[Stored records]
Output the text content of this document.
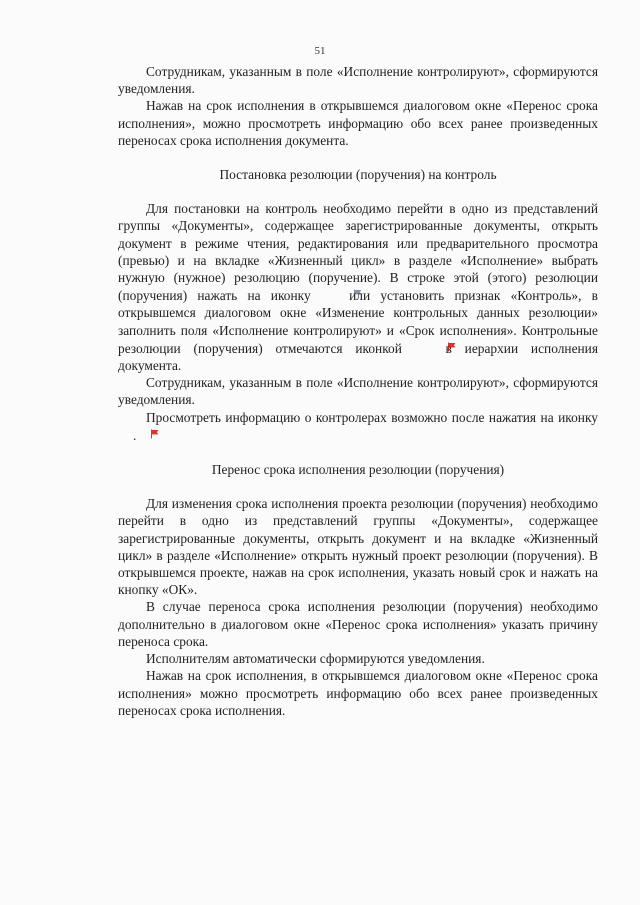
51

Сотрудникам, указанным в поле «Исполнение контролируют», сформируются уведомления.

Нажав на срок исполнения в открывшемся диалоговом окне «Перенос срока исполнения», можно просмотреть информацию обо всех ранее произведенных переносах срока исполнения документа.

Постановка резолюции (поручения) на контроль

Для постановки на контроль необходимо перейти в одно из представлений группы «Документы», содержащее зарегистрированные документы, открыть документ в режиме чтения, редактирования или предварительного просмотра (превью) и на вкладке «Жизненный цикл» в разделе «Исполнение» выбрать нужную (нужное) резолюцию (поручение). В строке этой (этого) резолюции (поручения) нажать на иконку	или установить признак «Контроль», в открывшемся диалоговом окне «Изменение контрольных данных резолюции» заполнить поля «Исполнение контролируют» и «Срок исполнения». Контрольные резолюции (поручения) отмечаются иконкой	в иерархии исполнения документа.

Сотрудникам, указанным в поле «Исполнение контролируют», сформируются уведомления.

Просмотреть информацию о контролерах возможно после нажатия на иконку .

Перенос срока исполнения резолюции (поручения)

Для изменения срока исполнения проекта резолюции (поручения) необходимо перейти в одно из представлений группы «Документы», содержащее зарегистрированные документы, открыть документ и на вкладке «Жизненный цикл» в разделе «Исполнение» открыть нужный проект резолюции (поручения). В открывшемся проекте, нажав на срок исполнения, указать новый срок и нажать на кнопку «ОК».

В случае переноса срока исполнения резолюции (поручения) необходимо дополнительно в диалоговом окне «Перенос срока исполнения» указать причину переноса срока.

Исполнителям автоматически сформируются уведомления.

Нажав на срок исполнения, в открывшемся диалоговом окне «Перенос срока исполнения» можно просмотреть информацию обо всех ранее произведенных переносах срока исполнения.
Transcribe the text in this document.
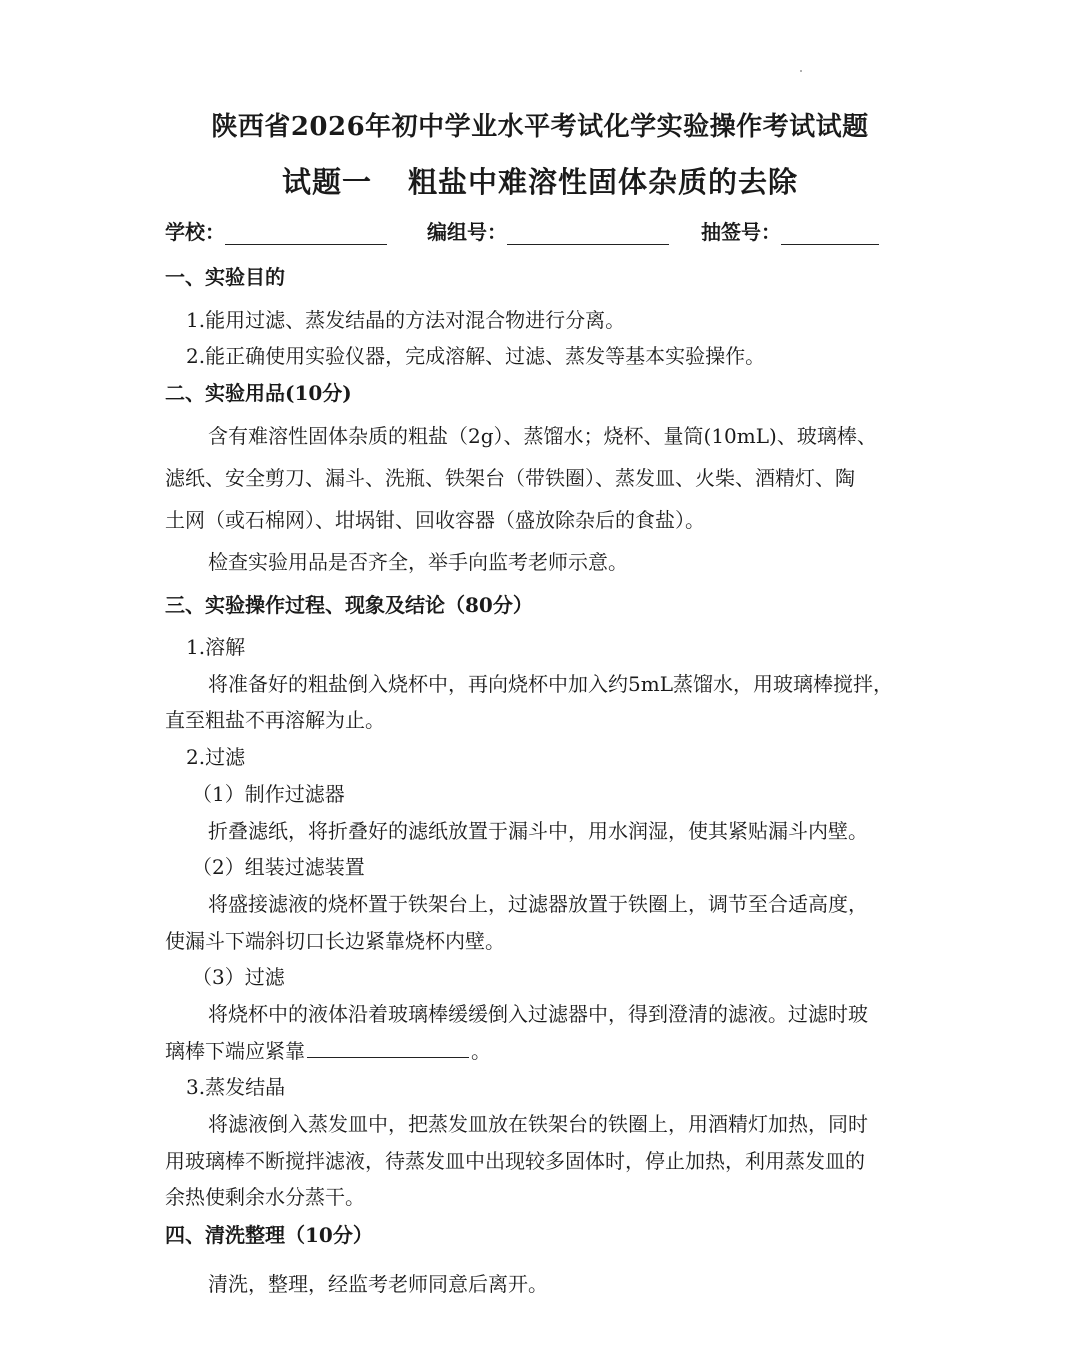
陕西省2026年初中学业水平考试化学实验操作考试试题
试题一 粗盐中难溶性固体杂质的去除
学校：	编组号：	抽签号：
一、实验目的
1.能用过滤、蒸发结晶的方法对混合物进行分离。
2.能正确使用实验仪器，完成溶解、过滤、蒸发等基本实验操作。
二、实验用品(10分)
含有难溶性固体杂质的粗盐（2g）、蒸馏水；烧杯、量筒(10mL)、玻璃棒、
滤纸、安全剪刀、漏斗、洗瓶、铁架台（带铁圈）、蒸发皿、火柴、酒精灯、陶
土网（或石棉网）、坩埚钳、回收容器（盛放除杂后的食盐）。
检查实验用品是否齐全，举手向监考老师示意。
三、实验操作过程、现象及结论（80分）
1.溶解
将准备好的粗盐倒入烧杯中，再向烧杯中加入约5mL蒸馏水，用玻璃棒搅拌，
直至粗盐不再溶解为止。
2.过滤
（1）制作过滤器
折叠滤纸，将折叠好的滤纸放置于漏斗中，用水润湿，使其紧贴漏斗内壁。
（2）组装过滤装置
将盛接滤液的烧杯置于铁架台上，过滤器放置于铁圈上，调节至合适高度，
使漏斗下端斜切口长边紧靠烧杯内壁。
（3）过滤
将烧杯中的液体沿着玻璃棒缓缓倒入过滤器中，得到澄清的滤液。过滤时玻
璃棒下端应紧靠	。
3.蒸发结晶
将滤液倒入蒸发皿中，把蒸发皿放在铁架台的铁圈上，用酒精灯加热，同时
用玻璃棒不断搅拌滤液，待蒸发皿中出现较多固体时，停止加热，利用蒸发皿的
余热使剩余水分蒸干。
四、清洗整理（10分）
清洗，整理，经监考老师同意后离开。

→ **WRITTEN TASK**
Set the listing down in full and exactly. Pictures within it should not appear in the copy.

→ **RESPONSE**
Output the text content of this document.
51

Сотрудникам, указанным в поле «Исполнение контролируют», сформируются уведомления.

Нажав на срок исполнения в открывшемся диалоговом окне «Перенос срока исполнения», можно просмотреть информацию обо всех ранее произведенных переносах срока исполнения документа.

Постановка резолюции (поручения) на контроль

Для постановки на контроль необходимо перейти в одно из представлений группы «Документы», содержащее зарегистрированные документы, открыть документ в режиме чтения, редактирования или предварительного просмотра (превью) и на вкладке «Жизненный цикл» в разделе «Исполнение» выбрать нужную (нужное) резолюцию (поручение). В строке этой (этого) резолюции (поручения) нажать на иконку	или установить признак «Контроль», в открывшемся диалоговом окне «Изменение контрольных данных резолюции» заполнить поля «Исполнение контролируют» и «Срок исполнения». Контрольные резолюции (поручения) отмечаются иконкой	в иерархии исполнения документа.

Сотрудникам, указанным в поле «Исполнение контролируют», сформируются уведомления.

Просмотреть информацию о контролерах возможно после нажатия на иконку .

Перенос срока исполнения резолюции (поручения)

Для изменения срока исполнения проекта резолюции (поручения) необходимо перейти в одно из представлений группы «Документы», содержащее зарегистрированные документы, открыть документ и на вкладке «Жизненный цикл» в разделе «Исполнение» открыть нужный проект резолюции (поручения). В открывшемся проекте, нажав на срок исполнения, указать новый срок и нажать на кнопку «ОК».

В случае переноса срока исполнения резолюции (поручения) необходимо дополнительно в диалоговом окне «Перенос срока исполнения» указать причину переноса срока.

Исполнителям автоматически сформируются уведомления.

Нажав на срок исполнения, в открывшемся диалоговом окне «Перенос срока исполнения» можно просмотреть информацию обо всех ранее произведенных переносах срока исполнения.
Transcribe the text in this document.
陕西省2026年初中学业水平考试化学实验操作考试试题
试题一 粗盐中难溶性固体杂质的去除
学校：	编组号：	抽签号：
一、实验目的
1.能用过滤、蒸发结晶的方法对混合物进行分离。
2.能正确使用实验仪器，完成溶解、过滤、蒸发等基本实验操作。
二、实验用品(10分)
含有难溶性固体杂质的粗盐（2g）、蒸馏水；烧杯、量筒(10mL)、玻璃棒、
滤纸、安全剪刀、漏斗、洗瓶、铁架台（带铁圈）、蒸发皿、火柴、酒精灯、陶
土网（或石棉网）、坩埚钳、回收容器（盛放除杂后的食盐）。
检查实验用品是否齐全，举手向监考老师示意。
三、实验操作过程、现象及结论（80分）
1.溶解
将准备好的粗盐倒入烧杯中，再向烧杯中加入约5mL蒸馏水，用玻璃棒搅拌，
直至粗盐不再溶解为止。
2.过滤
（1）制作过滤器
折叠滤纸，将折叠好的滤纸放置于漏斗中，用水润湿，使其紧贴漏斗内壁。
（2）组装过滤装置
将盛接滤液的烧杯置于铁架台上，过滤器放置于铁圈上，调节至合适高度，
使漏斗下端斜切口长边紧靠烧杯内壁。
（3）过滤
将烧杯中的液体沿着玻璃棒缓缓倒入过滤器中，得到澄清的滤液。过滤时玻
璃棒下端应紧靠	。
3.蒸发结晶
将滤液倒入蒸发皿中，把蒸发皿放在铁架台的铁圈上，用酒精灯加热，同时
用玻璃棒不断搅拌滤液，待蒸发皿中出现较多固体时，停止加热，利用蒸发皿的
余热使剩余水分蒸干。
四、清洗整理（10分）
清洗，整理，经监考老师同意后离开。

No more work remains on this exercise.